*Trecho da página*
+===+

Na semana passada, os republicanos da Câmara votaram pela 40ª vez pela derrubada da reforma da saúde de Obama (apelidada de Obamacare). Como nas 39 votações anteriores, essa ação não terá nenhum efeito. Mas foi um dublê para o que os republicanos realmente querem fazer: repelir a realidade, em particular as leis da aritmética. A triste verdade é que o Partido Republicano moderno está perdido na fantasia, incapaz de participar no governar de fato.

Para deixar claro, eu não estou falando sob o conteúdo das políticas. Eu posso acreditar que as prioridades dos republicanos estão todas erradas, mas essa não é a questão aqui. Em vez disso, eu estou falando sobre a aparente incapacidade deles de aceitar restrições reais básicas, como o fato de não ser possível cortar os gastos em geral sem cortar os gastos de programas específicos, ou o fato de votar pela derrubada de uma legislação não mudar a lei quando o outro partido controla o Senado e a Casa Branca.

Será que estou exagerando? Considere o que ocorreu no Congresso na semana passada.

+===+

*Dados*
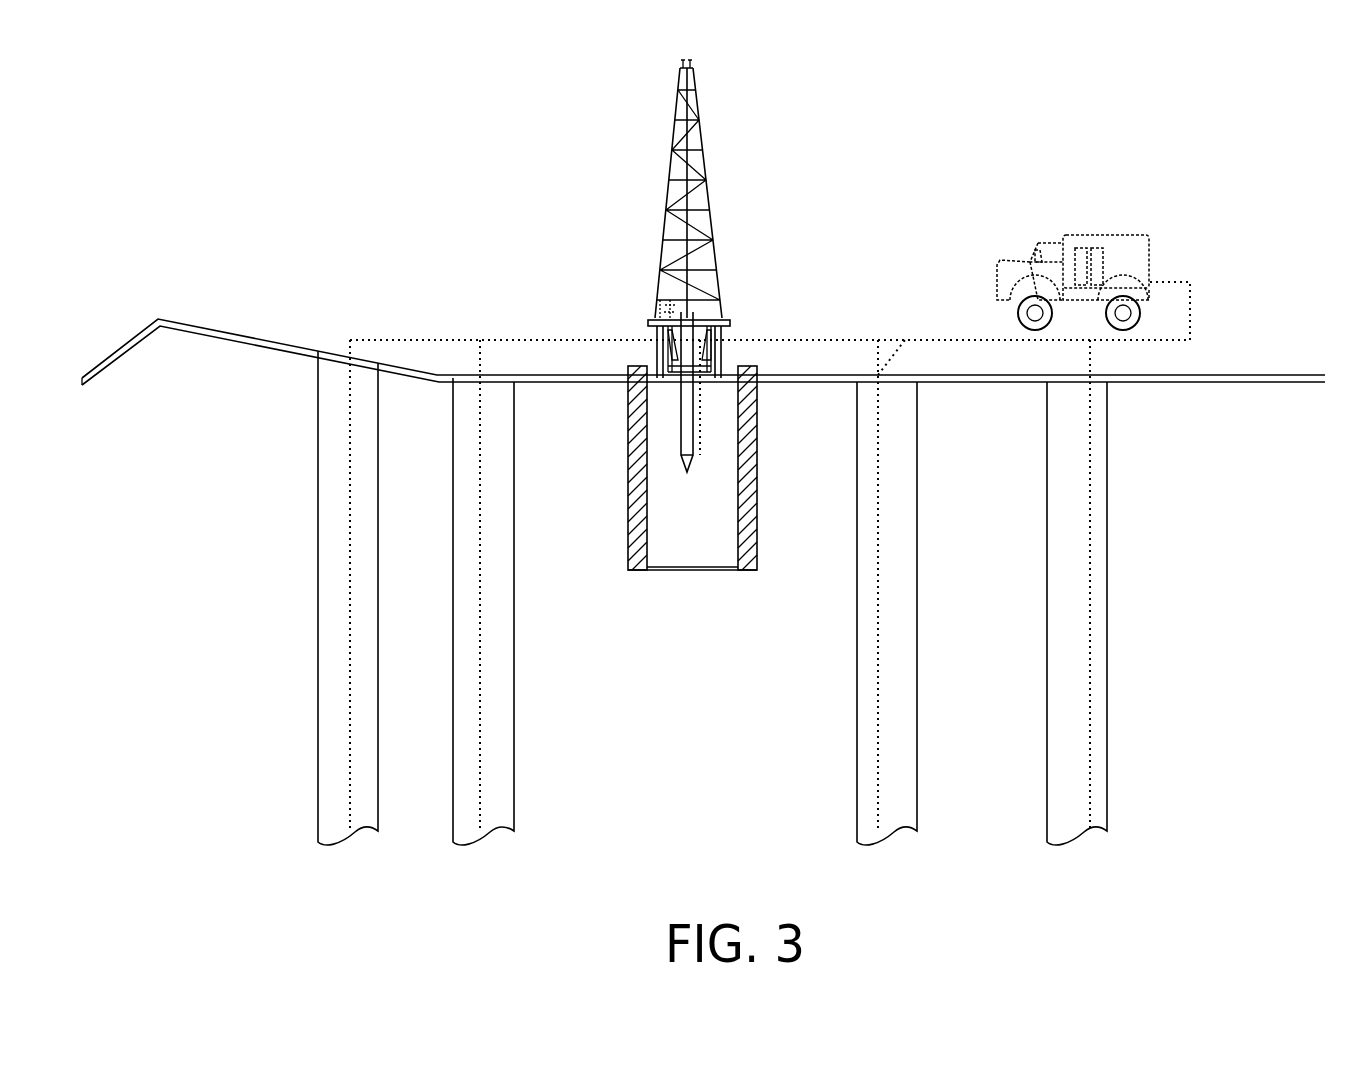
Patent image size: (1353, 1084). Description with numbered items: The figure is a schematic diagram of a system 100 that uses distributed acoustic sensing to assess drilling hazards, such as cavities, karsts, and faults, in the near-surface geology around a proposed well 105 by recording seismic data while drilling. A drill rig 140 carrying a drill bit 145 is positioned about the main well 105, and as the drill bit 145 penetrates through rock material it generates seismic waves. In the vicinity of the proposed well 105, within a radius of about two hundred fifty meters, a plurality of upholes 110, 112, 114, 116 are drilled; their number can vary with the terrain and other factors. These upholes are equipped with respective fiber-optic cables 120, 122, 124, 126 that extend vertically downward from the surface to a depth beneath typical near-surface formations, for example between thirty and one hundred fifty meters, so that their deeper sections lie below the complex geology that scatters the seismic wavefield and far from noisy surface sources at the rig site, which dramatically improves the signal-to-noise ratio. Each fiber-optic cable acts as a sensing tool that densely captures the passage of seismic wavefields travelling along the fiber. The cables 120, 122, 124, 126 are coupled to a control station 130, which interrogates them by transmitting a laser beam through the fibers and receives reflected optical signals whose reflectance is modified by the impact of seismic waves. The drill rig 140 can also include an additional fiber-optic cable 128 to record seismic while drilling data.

The system 100 is at (247, 102).
The proposed well 105 is at (715, 517).
The uphole 110 is at (378, 532).
The uphole 112 is at (514, 565).
The uphole 114 is at (917, 568).
The uphole 116 is at (1052, 462).
The fiber-optic cable 120 is at (345, 490).
The fiber-optic cable 122 is at (478, 636).
The fiber-optic cable 124 is at (875, 662).
The fiber-optic cable 126 is at (1100, 532).
The additional fiber-optic cable 128 is at (700, 432).
The control station 130 is at (1094, 232).
The drill rig 140 is at (716, 222).
The drill bit 145 is at (682, 432).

+===+

*Tarefas*
- 1) Digite de novo o trecho da página entre "Para deixar claro, eu" e "a Casa Branca.", incluindo essas duas partes.
- 2) Responda com base no trecho da página:
(a) Segundo o texto, em qual votação os republicanos da Câmara votaram pela derrubada da reforma da saúde de Obama na semana passada?
(b) Qual é o apelido dado a essa reforma da saúde?
(c) Que exemplo o texto dá sobre a impossibilidade de cortar os gastos em geral?
- 3) Continue o texto sobre os republicanos e a reforma da saúde a partir de onde ele para.
Os dados acima não são necessários.

*Respostas*
- 1)
Para deixar claro, eu não estou falando sob o conteúdo das políticas. Eu posso acreditar que as prioridades dos republicanos estão todas erradas, mas essa não é a questão aqui. Em vez disso, eu estou falando sobre a aparente incapacidade deles de aceitar restrições reais básicas, como o fato de não ser possível cortar os gastos em geral sem cortar os gastos de programas específicos, ou o fato de votar pela derrubada de uma legislação não mudar a lei quando o outro partido controla o Senado e a Casa Branca.

- 2)
(a) Foi a 40ª vez.
(b) Obamacare.
(c) Não é possível cortar os gastos em geral sem cortar os gastos de programas específicos.

- 3)
Primeiro, os líderes na Câmara tiveram de cancelar a votação planejada de um projeto de lei dos transportes, porque não havia deputados suficientes dispostos a votar a favor dos cortes acentuados de gastos do projeto de lei. Mas há poucos meses os republicanos da Câmara aprovaram um orçamento extremamente austero, exigindo vários cortes nos gastos federais – e cada projeto de lei específico terá de envolver grandes cortes para que a meta seja atendida. Mas um número significativo de deputados, apesar de dispostos a votar por cortes imensos de gastos desde que não haja detalhes específicos, recuou diante dos detalhes. Eu não corto você, você não me corta, vá cortar alguma outra coisa.

Então os líderes da Câmara anunciaram os planos para realizar a votação do corte pela metade dos gastos em cupons de alimentos – uma exigência que provavelmente porá a pique o esforço já difícil de se chegar a um acordo no projeto de lei agrícola no Senado.
 
E então realizaram a votação inútil sobre a Obamacare, aparentemente apenas para se sentirem melhor. (Eu fico curioso sobre quão reconfortante é a ideia de negarem atendimento de saúde a milhões de americanos.) E então voltaram para casa para o recesso, apesar da proximidade do fim do ano fiscal e quase nenhuma legislação necessária para administração do governo federal ter sido aprovada.

Em outras palavras, os republicanos, ao se verem diante das responsabilidades de governar, basicamente fizeram birra e então fugiram para ficar amuados.

Como o Partido Republicano chegou a este ponto? Em questões orçamentárias, a fonte imediata dos problemas do partido se encontra na decisão de entregar a formulação da política fiscal a um trapaceiro. O deputado Paul Ryan, presidente do Comitê Orçamentário da Câmara, sempre foi o sujeito do asterisco mágico – alguém que faz grandes alegações de ter um plano para reduzir os déficits pela metade, mas que se recusa a dar quaisquer detalhes importantes.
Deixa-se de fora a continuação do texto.